##### Input rows #####

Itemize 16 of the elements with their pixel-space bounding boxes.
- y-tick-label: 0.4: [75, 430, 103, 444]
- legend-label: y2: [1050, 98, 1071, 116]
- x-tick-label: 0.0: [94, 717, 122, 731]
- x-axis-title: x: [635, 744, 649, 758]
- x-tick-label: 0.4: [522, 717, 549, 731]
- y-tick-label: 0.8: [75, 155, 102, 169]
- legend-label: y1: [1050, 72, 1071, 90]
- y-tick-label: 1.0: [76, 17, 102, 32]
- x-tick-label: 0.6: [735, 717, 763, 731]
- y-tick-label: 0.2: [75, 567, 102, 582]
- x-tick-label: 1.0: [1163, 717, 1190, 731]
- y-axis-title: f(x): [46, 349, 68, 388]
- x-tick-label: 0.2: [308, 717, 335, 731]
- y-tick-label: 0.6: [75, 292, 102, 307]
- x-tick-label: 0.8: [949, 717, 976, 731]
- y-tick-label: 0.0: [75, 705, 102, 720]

#####

Required work
Please turn the material above into a numbered list, leaving out any blank lines.

The reply
1. Itemize 16 of the elements with their pixel-space bounding boxes.
2. - y-tick-label: 0.4: [75, 430, 103, 444]
3. - legend-label: y2: [1050, 98, 1071, 116]
4. - x-tick-label: 0.0: [94, 717, 122, 731]
5. - x-axis-title: x: [635, 744, 649, 758]
6. - x-tick-label: 0.4: [522, 717, 549, 731]
7. - y-tick-label: 0.8: [75, 155, 102, 169]
8. - legend-label: y1: [1050, 72, 1071, 90]
9. - y-tick-label: 1.0: [76, 17, 102, 32]
10. - x-tick-label: 0.6: [735, 717, 763, 731]
11. - y-tick-label: 0.2: [75, 567, 102, 582]
12. - x-tick-label: 1.0: [1163, 717, 1190, 731]
13. - y-axis-title: f(x): [46, 349, 68, 388]
14. - x-tick-label: 0.2: [308, 717, 335, 731]
15. - y-tick-label: 0.6: [75, 292, 102, 307]
16. - x-tick-label: 0.8: [949, 717, 976, 731]
17. - y-tick-label: 0.0: [75, 705, 102, 720]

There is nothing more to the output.